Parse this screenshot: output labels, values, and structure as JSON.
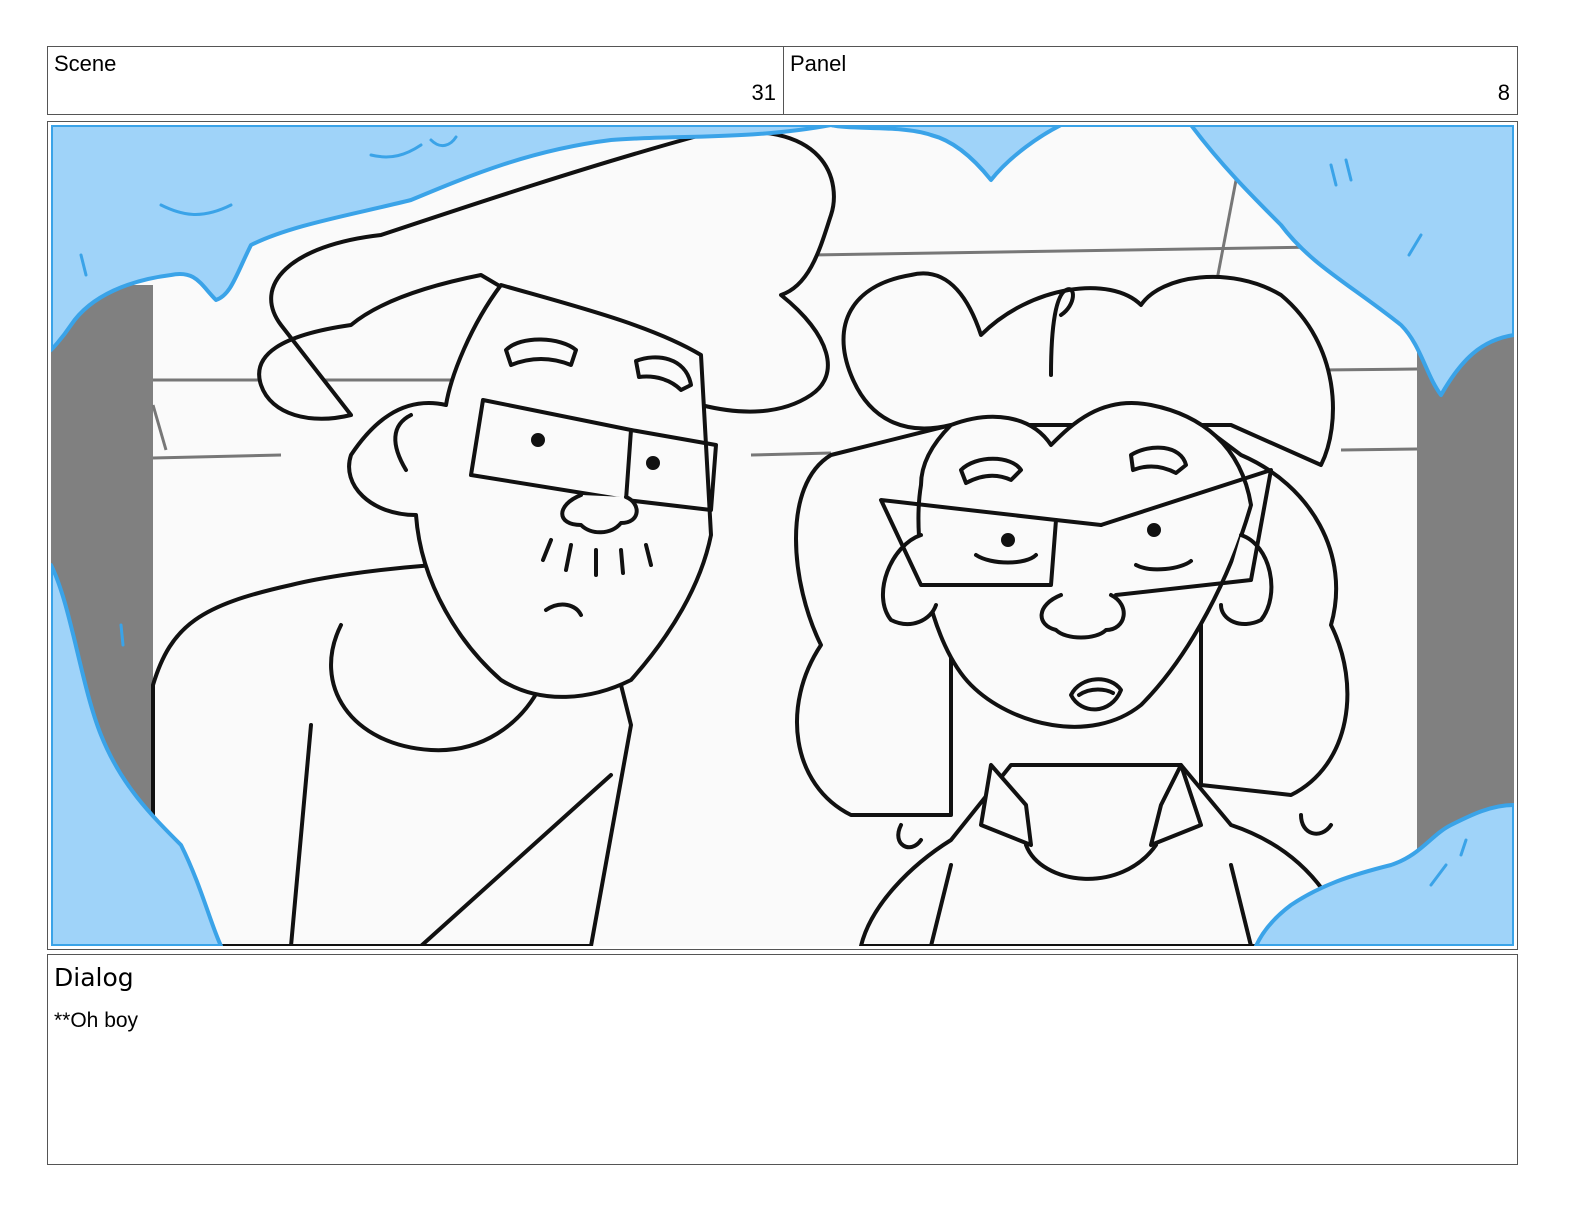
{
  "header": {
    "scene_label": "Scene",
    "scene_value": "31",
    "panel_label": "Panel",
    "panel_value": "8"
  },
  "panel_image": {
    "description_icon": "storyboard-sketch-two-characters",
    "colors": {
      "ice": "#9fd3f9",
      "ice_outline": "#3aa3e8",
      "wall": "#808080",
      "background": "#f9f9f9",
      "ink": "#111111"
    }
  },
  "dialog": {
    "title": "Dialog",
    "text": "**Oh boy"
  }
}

◆ **WRITTEN PROBLEM**
Copy all of the entries verbatim, leaving out any pictures they contain.

◆ **CORRECT RESULT**
Parse this screenshot: output labels, values, and structure as JSON.
{
  "header": {
    "scene_label": "Scene",
    "scene_value": "31",
    "panel_label": "Panel",
    "panel_value": "8"
  },
  "panel_image": {
    "description_icon": "storyboard-sketch-two-characters",
    "colors": {
      "ice": "#9fd3f9",
      "ice_outline": "#3aa3e8",
      "wall": "#808080",
      "background": "#f9f9f9",
      "ink": "#111111"
    }
  },
  "dialog": {
    "title": "Dialog",
    "text": "**Oh boy"
  }
}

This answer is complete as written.